SHORT TASK:
Collect every line of the records below that contains the word "třída".

|---|

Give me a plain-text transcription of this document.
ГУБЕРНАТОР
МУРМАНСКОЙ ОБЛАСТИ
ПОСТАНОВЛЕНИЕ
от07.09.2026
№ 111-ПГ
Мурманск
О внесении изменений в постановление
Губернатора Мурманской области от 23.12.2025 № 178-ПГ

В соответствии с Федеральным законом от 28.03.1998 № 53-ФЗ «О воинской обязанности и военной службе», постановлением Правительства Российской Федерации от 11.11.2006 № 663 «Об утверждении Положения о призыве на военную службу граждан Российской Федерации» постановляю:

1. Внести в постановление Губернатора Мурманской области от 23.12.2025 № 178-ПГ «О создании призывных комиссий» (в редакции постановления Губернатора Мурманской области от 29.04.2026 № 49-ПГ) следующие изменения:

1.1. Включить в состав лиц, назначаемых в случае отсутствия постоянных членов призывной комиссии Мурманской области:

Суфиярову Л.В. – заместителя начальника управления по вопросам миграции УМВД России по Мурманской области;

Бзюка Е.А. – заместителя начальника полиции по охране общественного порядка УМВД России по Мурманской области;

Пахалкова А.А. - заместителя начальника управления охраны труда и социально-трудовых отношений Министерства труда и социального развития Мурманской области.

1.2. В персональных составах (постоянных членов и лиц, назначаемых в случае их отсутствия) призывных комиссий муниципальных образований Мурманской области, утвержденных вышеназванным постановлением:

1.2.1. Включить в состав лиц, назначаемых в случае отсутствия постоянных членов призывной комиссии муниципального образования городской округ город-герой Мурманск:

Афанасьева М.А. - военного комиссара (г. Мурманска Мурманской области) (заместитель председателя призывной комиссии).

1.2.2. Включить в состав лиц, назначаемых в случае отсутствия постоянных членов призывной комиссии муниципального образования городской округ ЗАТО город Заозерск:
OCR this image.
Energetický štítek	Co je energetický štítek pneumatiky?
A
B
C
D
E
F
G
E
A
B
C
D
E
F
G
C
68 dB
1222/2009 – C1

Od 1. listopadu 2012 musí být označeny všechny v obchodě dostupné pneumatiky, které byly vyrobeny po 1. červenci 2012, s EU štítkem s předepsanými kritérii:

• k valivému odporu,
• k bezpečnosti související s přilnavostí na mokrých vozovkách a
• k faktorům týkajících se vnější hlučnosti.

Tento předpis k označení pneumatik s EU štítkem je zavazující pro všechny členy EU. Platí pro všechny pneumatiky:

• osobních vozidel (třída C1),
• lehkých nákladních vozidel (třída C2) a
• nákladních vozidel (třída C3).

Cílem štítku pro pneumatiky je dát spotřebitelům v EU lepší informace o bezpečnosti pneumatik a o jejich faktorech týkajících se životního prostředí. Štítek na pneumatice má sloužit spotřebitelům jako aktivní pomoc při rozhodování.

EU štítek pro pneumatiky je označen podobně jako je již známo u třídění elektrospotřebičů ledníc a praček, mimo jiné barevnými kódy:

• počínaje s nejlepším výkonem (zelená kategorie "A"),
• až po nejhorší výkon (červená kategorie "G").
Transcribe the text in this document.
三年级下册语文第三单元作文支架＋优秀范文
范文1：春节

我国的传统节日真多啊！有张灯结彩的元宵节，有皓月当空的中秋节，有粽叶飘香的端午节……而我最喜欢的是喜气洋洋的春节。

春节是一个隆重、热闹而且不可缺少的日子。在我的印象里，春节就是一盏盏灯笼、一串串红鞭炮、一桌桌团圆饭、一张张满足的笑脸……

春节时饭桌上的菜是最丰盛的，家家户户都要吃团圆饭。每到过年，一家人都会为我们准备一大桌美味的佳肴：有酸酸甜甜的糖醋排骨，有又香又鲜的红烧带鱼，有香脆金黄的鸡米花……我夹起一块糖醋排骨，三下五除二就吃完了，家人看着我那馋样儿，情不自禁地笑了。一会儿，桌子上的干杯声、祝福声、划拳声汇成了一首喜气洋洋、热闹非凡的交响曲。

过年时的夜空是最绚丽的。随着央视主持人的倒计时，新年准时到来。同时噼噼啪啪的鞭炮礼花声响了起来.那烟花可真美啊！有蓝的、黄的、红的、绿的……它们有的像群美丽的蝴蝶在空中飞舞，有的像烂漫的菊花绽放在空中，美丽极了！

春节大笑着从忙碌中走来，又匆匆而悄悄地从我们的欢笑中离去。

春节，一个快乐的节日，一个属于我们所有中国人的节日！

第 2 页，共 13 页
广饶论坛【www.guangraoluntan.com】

|---|

EXERCISE OUTPUT:
• osobních vozidel (třída C1),
• lehkých nákladních vozidel (třída C2) a
• nákladních vozidel (třída C3).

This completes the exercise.